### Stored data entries
########################################

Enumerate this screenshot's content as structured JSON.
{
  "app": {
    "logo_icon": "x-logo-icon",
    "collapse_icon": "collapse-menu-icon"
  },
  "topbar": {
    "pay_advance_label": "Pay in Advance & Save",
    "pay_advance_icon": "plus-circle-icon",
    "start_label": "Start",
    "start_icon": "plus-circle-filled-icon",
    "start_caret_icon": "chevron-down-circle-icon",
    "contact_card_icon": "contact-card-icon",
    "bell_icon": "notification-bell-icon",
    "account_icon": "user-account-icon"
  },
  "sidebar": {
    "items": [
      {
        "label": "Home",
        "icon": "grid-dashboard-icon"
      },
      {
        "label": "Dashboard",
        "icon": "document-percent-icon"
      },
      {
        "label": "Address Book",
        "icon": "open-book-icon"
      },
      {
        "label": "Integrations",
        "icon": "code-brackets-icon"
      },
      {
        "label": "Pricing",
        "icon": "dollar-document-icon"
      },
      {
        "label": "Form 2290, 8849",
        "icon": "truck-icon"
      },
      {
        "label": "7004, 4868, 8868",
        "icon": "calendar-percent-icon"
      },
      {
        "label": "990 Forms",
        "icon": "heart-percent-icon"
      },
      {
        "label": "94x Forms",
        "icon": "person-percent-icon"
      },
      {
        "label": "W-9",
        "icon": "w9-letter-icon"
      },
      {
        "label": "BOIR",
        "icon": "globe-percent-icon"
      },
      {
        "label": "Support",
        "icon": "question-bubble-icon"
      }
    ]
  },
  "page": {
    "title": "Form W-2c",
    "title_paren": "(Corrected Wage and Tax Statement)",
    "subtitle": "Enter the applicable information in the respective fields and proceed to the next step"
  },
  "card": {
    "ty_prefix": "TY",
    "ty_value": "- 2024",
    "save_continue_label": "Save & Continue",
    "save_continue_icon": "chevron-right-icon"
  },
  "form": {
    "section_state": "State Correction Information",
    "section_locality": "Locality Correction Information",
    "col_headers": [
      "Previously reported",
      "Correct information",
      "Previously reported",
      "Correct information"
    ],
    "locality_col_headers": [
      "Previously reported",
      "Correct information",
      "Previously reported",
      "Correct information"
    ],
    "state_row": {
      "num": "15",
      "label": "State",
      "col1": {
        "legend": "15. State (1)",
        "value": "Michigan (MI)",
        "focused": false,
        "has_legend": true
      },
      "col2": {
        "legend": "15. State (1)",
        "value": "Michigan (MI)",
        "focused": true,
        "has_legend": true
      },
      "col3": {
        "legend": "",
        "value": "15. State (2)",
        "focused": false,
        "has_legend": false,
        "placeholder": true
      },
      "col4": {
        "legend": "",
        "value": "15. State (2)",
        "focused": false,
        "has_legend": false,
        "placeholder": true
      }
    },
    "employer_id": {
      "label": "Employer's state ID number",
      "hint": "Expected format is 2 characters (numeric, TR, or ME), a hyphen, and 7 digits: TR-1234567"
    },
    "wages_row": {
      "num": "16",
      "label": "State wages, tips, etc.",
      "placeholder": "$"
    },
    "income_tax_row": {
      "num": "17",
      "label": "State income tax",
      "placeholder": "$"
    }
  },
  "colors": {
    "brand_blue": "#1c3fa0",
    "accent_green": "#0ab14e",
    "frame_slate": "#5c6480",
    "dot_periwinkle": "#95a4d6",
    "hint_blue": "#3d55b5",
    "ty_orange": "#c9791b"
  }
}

########################################

### Exercise requirements
Which lines contain "card"? Copy each of them.

### Solved problem
    "contact_card_icon": "contact-card-icon",
  "card": {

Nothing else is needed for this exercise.